─── DATA ENTRIES
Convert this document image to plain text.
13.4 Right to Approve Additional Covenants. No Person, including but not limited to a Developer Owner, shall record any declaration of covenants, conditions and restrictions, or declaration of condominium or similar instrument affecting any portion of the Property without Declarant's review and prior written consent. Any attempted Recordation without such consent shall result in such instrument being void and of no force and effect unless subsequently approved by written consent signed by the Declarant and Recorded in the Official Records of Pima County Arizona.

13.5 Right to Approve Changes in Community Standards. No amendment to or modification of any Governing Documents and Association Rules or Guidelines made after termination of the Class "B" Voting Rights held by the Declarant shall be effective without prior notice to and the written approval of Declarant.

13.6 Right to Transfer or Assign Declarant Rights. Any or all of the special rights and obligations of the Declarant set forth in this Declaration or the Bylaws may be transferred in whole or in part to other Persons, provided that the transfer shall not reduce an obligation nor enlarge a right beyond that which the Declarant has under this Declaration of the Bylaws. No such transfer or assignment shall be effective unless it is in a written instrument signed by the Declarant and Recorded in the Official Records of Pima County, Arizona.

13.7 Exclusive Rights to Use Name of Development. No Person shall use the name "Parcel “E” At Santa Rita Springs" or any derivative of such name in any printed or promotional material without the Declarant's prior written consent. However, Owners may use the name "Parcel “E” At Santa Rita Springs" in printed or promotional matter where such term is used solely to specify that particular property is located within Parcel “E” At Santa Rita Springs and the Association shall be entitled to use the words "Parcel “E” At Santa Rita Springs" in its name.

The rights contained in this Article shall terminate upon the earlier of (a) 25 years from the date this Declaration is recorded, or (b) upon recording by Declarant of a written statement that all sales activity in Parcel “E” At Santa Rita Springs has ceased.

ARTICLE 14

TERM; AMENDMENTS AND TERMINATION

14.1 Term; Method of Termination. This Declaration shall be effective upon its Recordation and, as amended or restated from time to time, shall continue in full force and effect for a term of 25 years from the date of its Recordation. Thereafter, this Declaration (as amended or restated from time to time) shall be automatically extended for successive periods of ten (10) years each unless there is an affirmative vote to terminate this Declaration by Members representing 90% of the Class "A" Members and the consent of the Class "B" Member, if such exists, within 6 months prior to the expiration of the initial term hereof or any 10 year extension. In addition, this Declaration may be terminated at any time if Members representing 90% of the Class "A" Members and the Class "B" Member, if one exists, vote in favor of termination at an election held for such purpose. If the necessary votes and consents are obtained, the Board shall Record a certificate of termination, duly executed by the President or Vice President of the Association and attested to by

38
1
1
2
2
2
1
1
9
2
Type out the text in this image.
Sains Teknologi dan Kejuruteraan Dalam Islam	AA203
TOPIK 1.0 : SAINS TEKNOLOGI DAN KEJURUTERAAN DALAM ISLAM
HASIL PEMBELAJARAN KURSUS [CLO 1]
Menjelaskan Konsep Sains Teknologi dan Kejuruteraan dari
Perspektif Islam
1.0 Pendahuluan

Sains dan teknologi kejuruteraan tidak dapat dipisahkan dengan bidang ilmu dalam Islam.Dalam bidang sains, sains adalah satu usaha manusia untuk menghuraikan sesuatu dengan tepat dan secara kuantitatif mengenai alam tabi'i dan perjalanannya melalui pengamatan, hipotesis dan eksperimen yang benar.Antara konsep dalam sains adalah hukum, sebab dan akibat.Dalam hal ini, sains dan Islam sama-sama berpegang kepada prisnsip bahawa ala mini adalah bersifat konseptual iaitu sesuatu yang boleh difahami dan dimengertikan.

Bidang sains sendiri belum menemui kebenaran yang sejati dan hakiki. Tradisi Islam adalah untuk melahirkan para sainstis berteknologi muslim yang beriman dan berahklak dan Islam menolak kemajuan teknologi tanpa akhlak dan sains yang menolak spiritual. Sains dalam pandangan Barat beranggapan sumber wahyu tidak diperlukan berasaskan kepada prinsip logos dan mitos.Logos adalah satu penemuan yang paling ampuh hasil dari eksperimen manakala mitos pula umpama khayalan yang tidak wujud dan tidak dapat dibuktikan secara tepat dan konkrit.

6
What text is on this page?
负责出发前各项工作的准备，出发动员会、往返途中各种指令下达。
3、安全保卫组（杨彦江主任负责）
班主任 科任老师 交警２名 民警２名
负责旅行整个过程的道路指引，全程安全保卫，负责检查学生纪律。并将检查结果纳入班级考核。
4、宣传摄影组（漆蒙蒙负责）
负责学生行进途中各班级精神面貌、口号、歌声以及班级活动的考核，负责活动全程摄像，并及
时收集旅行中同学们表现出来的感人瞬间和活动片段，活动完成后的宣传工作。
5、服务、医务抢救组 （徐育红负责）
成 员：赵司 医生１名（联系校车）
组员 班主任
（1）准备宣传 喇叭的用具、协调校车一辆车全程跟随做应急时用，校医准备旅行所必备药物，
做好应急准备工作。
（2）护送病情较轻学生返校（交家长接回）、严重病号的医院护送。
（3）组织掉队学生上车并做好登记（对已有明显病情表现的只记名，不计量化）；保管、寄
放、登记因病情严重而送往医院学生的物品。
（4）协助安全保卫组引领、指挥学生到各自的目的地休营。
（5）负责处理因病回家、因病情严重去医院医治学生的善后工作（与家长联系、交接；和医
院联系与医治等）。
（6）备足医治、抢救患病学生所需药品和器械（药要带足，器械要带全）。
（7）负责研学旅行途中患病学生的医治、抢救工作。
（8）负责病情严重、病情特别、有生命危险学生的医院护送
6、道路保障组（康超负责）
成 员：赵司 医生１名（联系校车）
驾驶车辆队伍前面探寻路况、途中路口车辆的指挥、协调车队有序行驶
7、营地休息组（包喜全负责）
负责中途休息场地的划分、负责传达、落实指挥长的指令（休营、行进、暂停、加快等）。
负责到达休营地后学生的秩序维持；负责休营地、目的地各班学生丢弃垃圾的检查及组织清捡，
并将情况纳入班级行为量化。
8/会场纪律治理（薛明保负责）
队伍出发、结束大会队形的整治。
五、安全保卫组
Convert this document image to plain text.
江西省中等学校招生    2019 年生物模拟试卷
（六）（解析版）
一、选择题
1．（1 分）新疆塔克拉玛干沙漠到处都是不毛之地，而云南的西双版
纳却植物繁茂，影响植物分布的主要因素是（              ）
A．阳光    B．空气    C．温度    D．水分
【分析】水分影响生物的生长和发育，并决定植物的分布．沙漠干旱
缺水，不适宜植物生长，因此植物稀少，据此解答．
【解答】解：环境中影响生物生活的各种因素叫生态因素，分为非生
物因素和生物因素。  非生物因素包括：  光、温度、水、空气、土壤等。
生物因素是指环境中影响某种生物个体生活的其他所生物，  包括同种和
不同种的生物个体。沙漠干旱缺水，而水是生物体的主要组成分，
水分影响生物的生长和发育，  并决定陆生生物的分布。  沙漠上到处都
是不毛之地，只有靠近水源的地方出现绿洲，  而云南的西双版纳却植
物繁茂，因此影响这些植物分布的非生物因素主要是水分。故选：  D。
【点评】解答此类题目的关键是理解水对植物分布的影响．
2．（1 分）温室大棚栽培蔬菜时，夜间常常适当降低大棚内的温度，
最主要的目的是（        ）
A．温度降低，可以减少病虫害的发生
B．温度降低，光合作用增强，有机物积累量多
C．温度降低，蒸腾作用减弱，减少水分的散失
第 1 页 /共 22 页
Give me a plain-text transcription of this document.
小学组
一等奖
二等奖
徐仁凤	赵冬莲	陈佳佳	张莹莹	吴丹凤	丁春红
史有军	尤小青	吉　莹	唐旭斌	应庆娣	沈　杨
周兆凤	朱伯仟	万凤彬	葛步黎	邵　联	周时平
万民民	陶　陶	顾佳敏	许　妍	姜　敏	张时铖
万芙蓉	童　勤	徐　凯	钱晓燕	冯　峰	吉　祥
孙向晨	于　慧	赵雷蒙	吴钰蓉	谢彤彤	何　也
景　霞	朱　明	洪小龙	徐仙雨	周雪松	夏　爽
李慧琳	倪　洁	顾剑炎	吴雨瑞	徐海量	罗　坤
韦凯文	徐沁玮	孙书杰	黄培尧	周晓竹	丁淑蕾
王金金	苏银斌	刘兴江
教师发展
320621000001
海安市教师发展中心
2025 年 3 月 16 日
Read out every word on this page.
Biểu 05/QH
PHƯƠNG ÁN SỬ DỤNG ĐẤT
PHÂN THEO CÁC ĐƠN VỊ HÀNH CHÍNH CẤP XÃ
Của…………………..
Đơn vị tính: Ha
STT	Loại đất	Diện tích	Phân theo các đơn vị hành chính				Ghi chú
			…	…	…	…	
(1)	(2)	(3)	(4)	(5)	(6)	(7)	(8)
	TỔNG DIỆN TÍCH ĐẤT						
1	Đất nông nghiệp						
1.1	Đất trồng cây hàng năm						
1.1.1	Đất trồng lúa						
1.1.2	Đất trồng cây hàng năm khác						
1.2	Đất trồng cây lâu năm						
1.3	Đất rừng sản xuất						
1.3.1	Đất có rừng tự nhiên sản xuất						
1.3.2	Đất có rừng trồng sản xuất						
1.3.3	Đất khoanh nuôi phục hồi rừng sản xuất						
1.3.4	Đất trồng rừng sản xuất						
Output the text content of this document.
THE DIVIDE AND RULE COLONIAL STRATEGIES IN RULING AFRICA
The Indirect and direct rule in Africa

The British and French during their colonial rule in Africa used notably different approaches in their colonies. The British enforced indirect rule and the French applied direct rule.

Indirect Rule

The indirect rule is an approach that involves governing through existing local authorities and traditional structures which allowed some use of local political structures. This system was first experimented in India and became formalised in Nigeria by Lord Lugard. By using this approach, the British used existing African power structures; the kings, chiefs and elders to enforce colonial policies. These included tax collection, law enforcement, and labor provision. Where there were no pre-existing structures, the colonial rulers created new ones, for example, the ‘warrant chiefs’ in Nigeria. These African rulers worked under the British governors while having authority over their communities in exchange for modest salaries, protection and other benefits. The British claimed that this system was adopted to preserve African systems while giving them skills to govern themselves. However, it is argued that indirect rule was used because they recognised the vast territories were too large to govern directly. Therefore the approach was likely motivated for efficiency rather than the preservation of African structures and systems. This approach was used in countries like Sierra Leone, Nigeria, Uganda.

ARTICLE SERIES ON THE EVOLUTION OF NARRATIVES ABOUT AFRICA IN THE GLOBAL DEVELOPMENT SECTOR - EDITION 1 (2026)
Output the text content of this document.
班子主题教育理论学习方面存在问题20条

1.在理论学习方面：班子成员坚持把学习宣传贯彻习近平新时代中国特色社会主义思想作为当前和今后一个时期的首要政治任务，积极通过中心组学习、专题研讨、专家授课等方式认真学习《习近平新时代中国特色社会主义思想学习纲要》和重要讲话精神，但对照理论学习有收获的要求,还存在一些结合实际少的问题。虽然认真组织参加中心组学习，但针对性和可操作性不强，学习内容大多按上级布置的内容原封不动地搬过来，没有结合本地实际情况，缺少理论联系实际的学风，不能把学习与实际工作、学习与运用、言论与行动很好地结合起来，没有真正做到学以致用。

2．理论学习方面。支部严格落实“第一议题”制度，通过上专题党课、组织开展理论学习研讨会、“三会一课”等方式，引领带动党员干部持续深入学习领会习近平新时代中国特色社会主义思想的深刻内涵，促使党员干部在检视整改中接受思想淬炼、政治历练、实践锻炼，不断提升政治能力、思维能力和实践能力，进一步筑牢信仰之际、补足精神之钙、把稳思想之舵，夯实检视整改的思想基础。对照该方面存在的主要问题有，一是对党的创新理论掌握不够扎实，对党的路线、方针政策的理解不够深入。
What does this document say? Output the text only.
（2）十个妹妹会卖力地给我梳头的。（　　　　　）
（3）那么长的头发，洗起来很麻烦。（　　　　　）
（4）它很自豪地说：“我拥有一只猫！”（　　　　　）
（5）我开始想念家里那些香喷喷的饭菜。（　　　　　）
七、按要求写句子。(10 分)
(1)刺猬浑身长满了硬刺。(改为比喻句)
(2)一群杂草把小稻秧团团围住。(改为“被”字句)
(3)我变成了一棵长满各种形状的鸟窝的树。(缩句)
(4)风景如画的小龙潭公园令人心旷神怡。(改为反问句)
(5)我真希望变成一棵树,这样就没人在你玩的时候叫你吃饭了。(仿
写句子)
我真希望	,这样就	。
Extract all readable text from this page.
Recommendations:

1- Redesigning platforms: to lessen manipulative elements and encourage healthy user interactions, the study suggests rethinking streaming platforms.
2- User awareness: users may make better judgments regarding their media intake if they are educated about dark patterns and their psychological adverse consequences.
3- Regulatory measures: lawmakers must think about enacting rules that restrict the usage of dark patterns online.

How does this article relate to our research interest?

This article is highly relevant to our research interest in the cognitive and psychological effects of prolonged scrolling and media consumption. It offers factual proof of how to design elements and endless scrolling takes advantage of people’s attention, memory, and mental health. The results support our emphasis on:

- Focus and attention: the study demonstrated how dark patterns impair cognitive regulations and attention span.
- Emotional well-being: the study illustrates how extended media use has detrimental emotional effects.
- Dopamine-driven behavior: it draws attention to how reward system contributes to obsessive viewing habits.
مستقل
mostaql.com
──────
Only lines with the string "Pima" belong in your answer; copy each one.

13.4 Right to Approve Additional Covenants. No Person, including but not limited to a Developer Owner, shall record any declaration of covenants, conditions and restrictions, or declaration of condominium or similar instrument affecting any portion of the Property without Declarant's review and prior written consent. Any attempted Recordation without such consent shall result in such instrument being void and of no force and effect unless subsequently approved by written consent signed by the Declarant and Recorded in the Official Records of Pima County Arizona.
13.6 Right to Transfer or Assign Declarant Rights. Any or all of the special rights and obligations of the Declarant set forth in this Declaration or the Bylaws may be transferred in whole or in part to other Persons, provided that the transfer shall not reduce an obligation nor enlarge a right beyond that which the Declarant has under this Declaration of the Bylaws. No such transfer or assignment shall be effective unless it is in a written instrument signed by the Declarant and Recorded in the Official Records of Pima County, Arizona.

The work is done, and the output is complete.